* [Exercise aim] Output every entry exactly as written, skipping any pictures.

[Dataset entries]
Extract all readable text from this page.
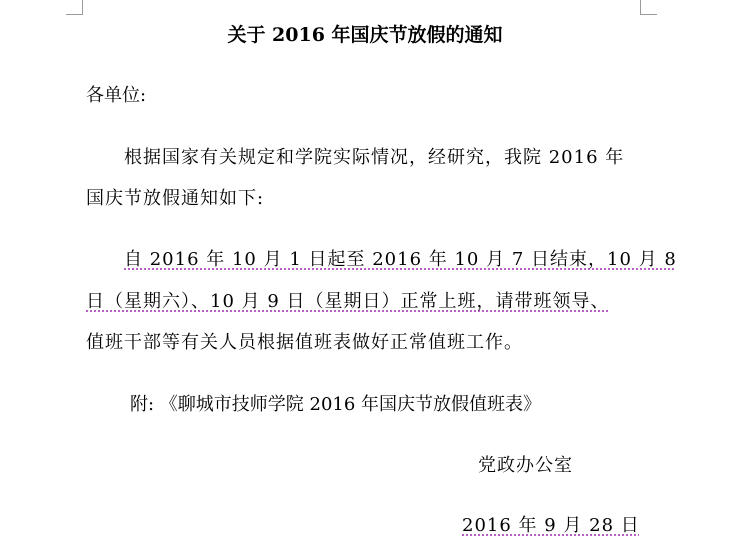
关于 2016 年国庆节放假的通知
各单位:
根据国家有关规定和学院实际情况，经研究，我院 2016 年
国庆节放假通知如下:
自 2016 年 10 月 1 日起至 2016 年 10 月 7 日结束，10 月 8
日（星期六）、10 月 9 日（星期日）正常上班，请带班领导、
值班干部等有关人员根据值班表做好正常值班工作。
附: 《聊城市技师学院 2016 年国庆节放假值班表》
党政办公室
2016 年 9 月 28 日
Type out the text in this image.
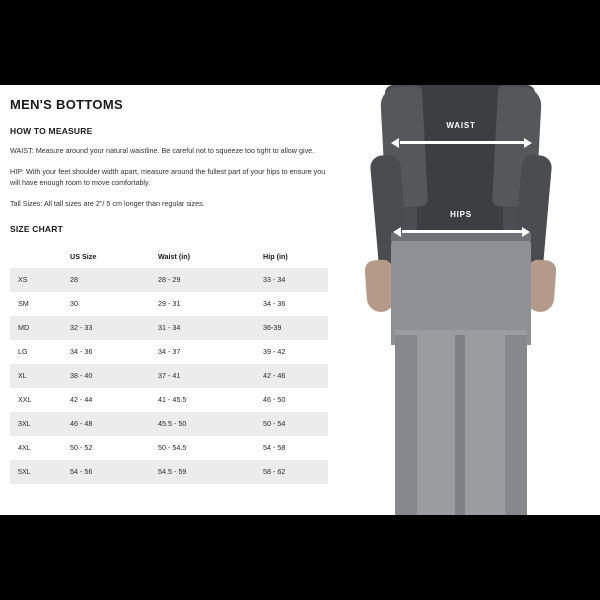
MEN'S BOTTOMS
HOW TO MEASURE

WAIST: Measure around your natural waistline. Be careful not to squeeze too tight to allow give.

HIP: With your feet shoulder width apart, measure around the fullest part of your hips to ensure you will have enough room to move comfortably.

Tall Sizes: All tall sizes are 2"/ 5 cm longer than regular sizes.

SIZE CHART
	US Size	Waist (in)	Hip (in)
XS	28	28 - 29	33 - 34
SM	30	29 - 31	34 - 36
MD	32 - 33	31 - 34	36-39
LG	34 - 36	34 - 37	39 - 42
XL	38 - 40	37 - 41	42 - 46
XXL	42 - 44	41 - 45.5	46 - 50
3XL	46 - 48	45.5 - 50	50 - 54
4XL	50 - 52	50 - 54.5	54 - 58
5XL	54 - 56	54.5 - 59	58 - 62
WAIST
HIPS
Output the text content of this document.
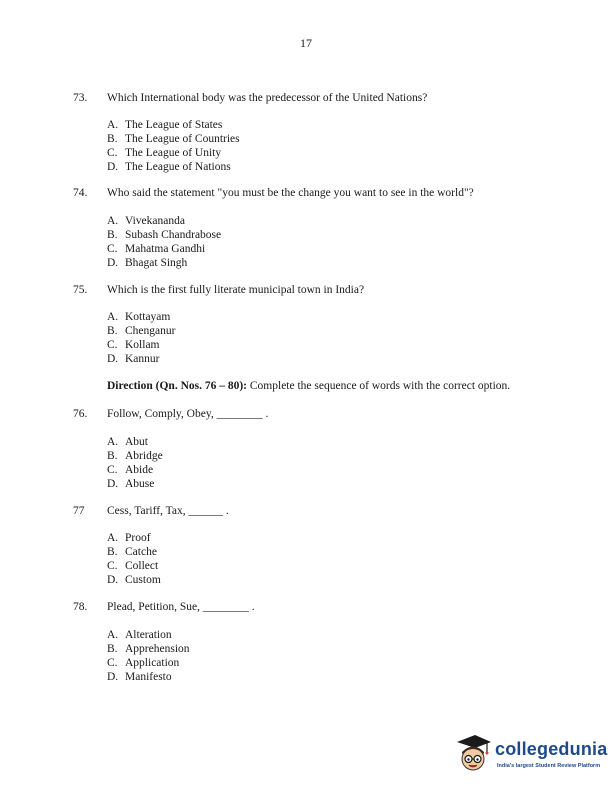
17
73. Which International body was the predecessor of the United Nations?
A. The League of States
B. The League of Countries
C. The League of Unity
D. The League of Nations
74. Who said the statement "you must be the change you want to see in the world"?
A. Vivekananda
B. Subash Chandrabose
C. Mahatma Gandhi
D. Bhagat Singh
75. Which is the first fully literate municipal town in India?
A. Kottayam
B. Chenganur
C. Kollam
D. Kannur
Direction (Qn. Nos. 76 – 80): Complete the sequence of words with the correct option.
76. Follow, Comply, Obey, ________ .
A. Abut
B. Abridge
C. Abide
D. Abuse
77 Cess, Tariff, Tax, ______ .
A. Proof
B. Catche
C. Collect
D. Custom
78. Plead, Petition, Sue, ________ .
A. Alteration
B. Apprehension
C. Application
D. Manifesto
collegedunia
India's largest Student Review Platform
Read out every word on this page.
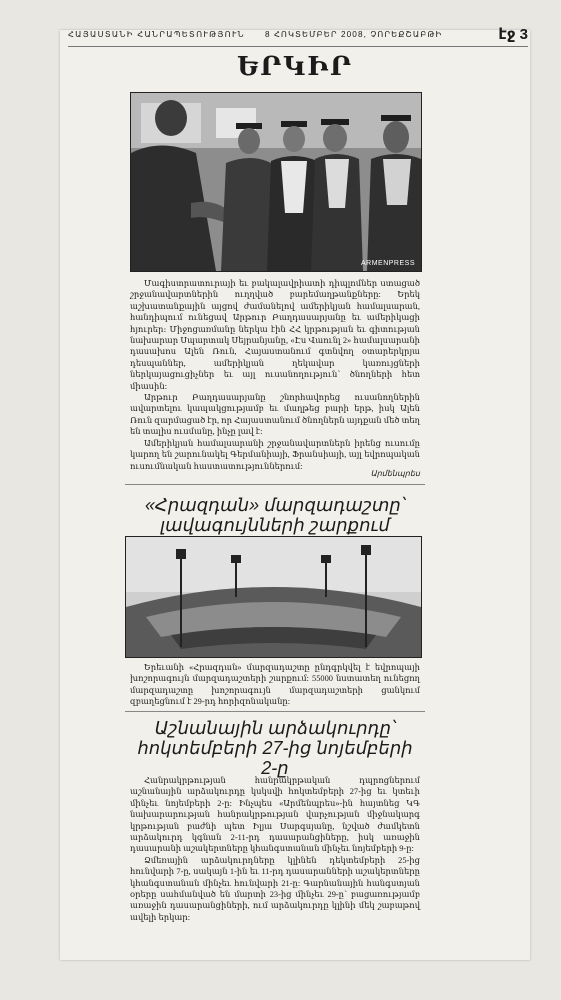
ՀԱՅԱՍՏԱՆԻ ՀԱՆՐԱՊԵՏՈՒԹՅՈՒՆ 8 ՀՈԿՏԵՄԲԵՐ 2008, ՉՈՐԵՔՇԱԲԹԻ	էջ 3
ԵՐԿԻՐ
ARMENPRESS

Մագիստրատուրայի եւ բակալավրիատի դիպլոմներ ստացած շրջանավարտներին ուղղված բարեմաղթանքները: Երեկ աշխատանքային այցով ժամանելով ամերիկյան համալսարան, հանդիպում ունեցավ Արթուր Բաղդասարյանը եւ ամերիկացի հյուրեր։ Միջոցառմանը ներկա էին ՀՀ կրթության եւ գիտության նախարար Սպարտակ Սեյրանյանը, «Էս Վաունլ 2» համալսարանի դասախոս Ալեն Ռուն, Հայաստանում գտնվող օտարերկրյա դեսպաններ, ամերիկյան ղեկավար կառույցների ներկայացուցիչներ եւ այլ ուսանողություն՝ ծնողների հետ միասին:

Արթուր Բաղդասարյանը շնորհավորեց ուսանողներին ավարտելու կապակցությամբ եւ մաղթեց բարի երթ, իսկ Ալեն Ռուն զարմացած էր, որ Հայաստանում ծնողներն այդքան մեծ տեղ են տալիս ուսմանը, ինչը լավ է:

Ամերիկյան համալսարանի շրջանավարտներն իրենց ուսումը կարող են շարունակել Գերմանիայի, Ֆրանսիայի, այլ եվրոպական ուսումնական հաստատություններում:

Արմենպրես
«Հրազդան» մարզադաշտը՝ լավագույնների շարքում

Երեւանի «Հրազդան» մարզադաշտը ընդգրկվել է եվրոպայի խոշորագույն մարզադաշտերի շարքում: 55000 նստատեղ ունեցող մարզադաշտը խոշորագույն մարզադաշտերի ցանկում զբաղեցնում է 29-րդ հորիզոնականը:

Աշնանային արձակուրդը՝ հոկտեմբերի 27-ից նոյեմբերի 2-ը

Հանրակրթության հանրակրթական դպրոցներում աշնանային արձակուրդը կսկսվի հոկտեմբերի 27-ից եւ կտեւի մինչեւ նոյեմբերի 2-ը: Ինչպես «Արմենպրես»-ին հայտնեց ԿԳ նախարարության հանրակրթության վարչության միջնակարգ կրթության բաժնի պետ Իլյա Սարգսյանը, նշված ժամկետն արձակուրդ կգնան 2-11-րդ դասարանցիները, իսկ առաջին դասարանի աշակերտները կհանգստանան մինչեւ նոյեմբերի 9-ը:

Ձմեռային արձակուրդները կլինեն դեկտեմբերի 25-ից հունվարի 7-ը, սակայն 1-ին եւ 11-րդ դասարանների աշակերտները կհանգստանան մինչեւ հունվարի 21-ը: Գարնանային հանգստյան օրերը սահմանված են մարտի 23-ից մինչեւ 29-ը՝ բացառությամբ առաջին դասարանցիների, ում արձակուրդը կլինի մեկ շաբաթով ավելի երկար:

* [Completed task]
Extract all readable text from this page.
关于 2016 年国庆节放假的通知
各单位:
根据国家有关规定和学院实际情况，经研究，我院 2016 年
国庆节放假通知如下:
自 2016 年 10 月 1 日起至 2016 年 10 月 7 日结束，10 月 8
日（星期六）、10 月 9 日（星期日）正常上班，请带班领导、
值班干部等有关人员根据值班表做好正常值班工作。
附: 《聊城市技师学院 2016 年国庆节放假值班表》
党政办公室
2016 年 9 月 28 日
Type out the text in this image.
MEN'S BOTTOMS
HOW TO MEASURE

WAIST: Measure around your natural waistline. Be careful not to squeeze too tight to allow give.

HIP: With your feet shoulder width apart, measure around the fullest part of your hips to ensure you will have enough room to move comfortably.

Tall Sizes: All tall sizes are 2"/ 5 cm longer than regular sizes.

SIZE CHART
	US Size	Waist (in)	Hip (in)
XS	28	28 - 29	33 - 34
SM	30	29 - 31	34 - 36
MD	32 - 33	31 - 34	36-39
LG	34 - 36	34 - 37	39 - 42
XL	38 - 40	37 - 41	42 - 46
XXL	42 - 44	41 - 45.5	46 - 50
3XL	46 - 48	45.5 - 50	50 - 54
4XL	50 - 52	50 - 54.5	54 - 58
5XL	54 - 56	54.5 - 59	58 - 62
WAIST
HIPS
Output the text content of this document.
17
73. Which International body was the predecessor of the United Nations?
A. The League of States
B. The League of Countries
C. The League of Unity
D. The League of Nations
74. Who said the statement "you must be the change you want to see in the world"?
A. Vivekananda
B. Subash Chandrabose
C. Mahatma Gandhi
D. Bhagat Singh
75. Which is the first fully literate municipal town in India?
A. Kottayam
B. Chenganur
C. Kollam
D. Kannur
Direction (Qn. Nos. 76 – 80): Complete the sequence of words with the correct option.
76. Follow, Comply, Obey, ________ .
A. Abut
B. Abridge
C. Abide
D. Abuse
77 Cess, Tariff, Tax, ______ .
A. Proof
B. Catche
C. Collect
D. Custom
78. Plead, Petition, Sue, ________ .
A. Alteration
B. Apprehension
C. Application
D. Manifesto
collegedunia
India's largest Student Review Platform
Read out every word on this page.
ՀԱՅԱՍՏԱՆԻ ՀԱՆՐԱՊԵՏՈՒԹՅՈՒՆ 8 ՀՈԿՏԵՄԲԵՐ 2008, ՉՈՐԵՔՇԱԲԹԻ	էջ 3
ԵՐԿԻՐ
ARMENPRESS

Մագիստրատուրայի եւ բակալավրիատի դիպլոմներ ստացած շրջանավարտներին ուղղված բարեմաղթանքները: Երեկ աշխատանքային այցով ժամանելով ամերիկյան համալսարան, հանդիպում ունեցավ Արթուր Բաղդասարյանը եւ ամերիկացի հյուրեր։ Միջոցառմանը ներկա էին ՀՀ կրթության եւ գիտության նախարար Սպարտակ Սեյրանյանը, «Էս Վաունլ 2» համալսարանի դասախոս Ալեն Ռուն, Հայաստանում գտնվող օտարերկրյա դեսպաններ, ամերիկյան ղեկավար կառույցների ներկայացուցիչներ եւ այլ ուսանողություն՝ ծնողների հետ միասին:

Արթուր Բաղդասարյանը շնորհավորեց ուսանողներին ավարտելու կապակցությամբ եւ մաղթեց բարի երթ, իսկ Ալեն Ռուն զարմացած էր, որ Հայաստանում ծնողներն այդքան մեծ տեղ են տալիս ուսմանը, ինչը լավ է:

Ամերիկյան համալսարանի շրջանավարտներն իրենց ուսումը կարող են շարունակել Գերմանիայի, Ֆրանսիայի, այլ եվրոպական ուսումնական հաստատություններում:

Արմենպրես
«Հրազդան» մարզադաշտը՝ լավագույնների շարքում

Երեւանի «Հրազդան» մարզադաշտը ընդգրկվել է եվրոպայի խոշորագույն մարզադաշտերի շարքում: 55000 նստատեղ ունեցող մարզադաշտը խոշորագույն մարզադաշտերի ցանկում զբաղեցնում է 29-րդ հորիզոնականը:

Աշնանային արձակուրդը՝ հոկտեմբերի 27-ից նոյեմբերի 2-ը

Հանրակրթության հանրակրթական դպրոցներում աշնանային արձակուրդը կսկսվի հոկտեմբերի 27-ից եւ կտեւի մինչեւ նոյեմբերի 2-ը: Ինչպես «Արմենպրես»-ին հայտնեց ԿԳ նախարարության հանրակրթության վարչության միջնակարգ կրթության բաժնի պետ Իլյա Սարգսյանը, նշված ժամկետն արձակուրդ կգնան 2-11-րդ դասարանցիները, իսկ առաջին դասարանի աշակերտները կհանգստանան մինչեւ նոյեմբերի 9-ը:

Ձմեռային արձակուրդները կլինեն դեկտեմբերի 25-ից հունվարի 7-ը, սակայն 1-ին եւ 11-րդ դասարանների աշակերտները կհանգստանան մինչեւ հունվարի 21-ը: Գարնանային հանգստյան օրերը սահմանված են մարտի 23-ից մինչեւ 29-ը՝ բացառությամբ առաջին դասարանցիների, ում արձակուրդը կլինի մեկ շաբաթով ավելի երկար:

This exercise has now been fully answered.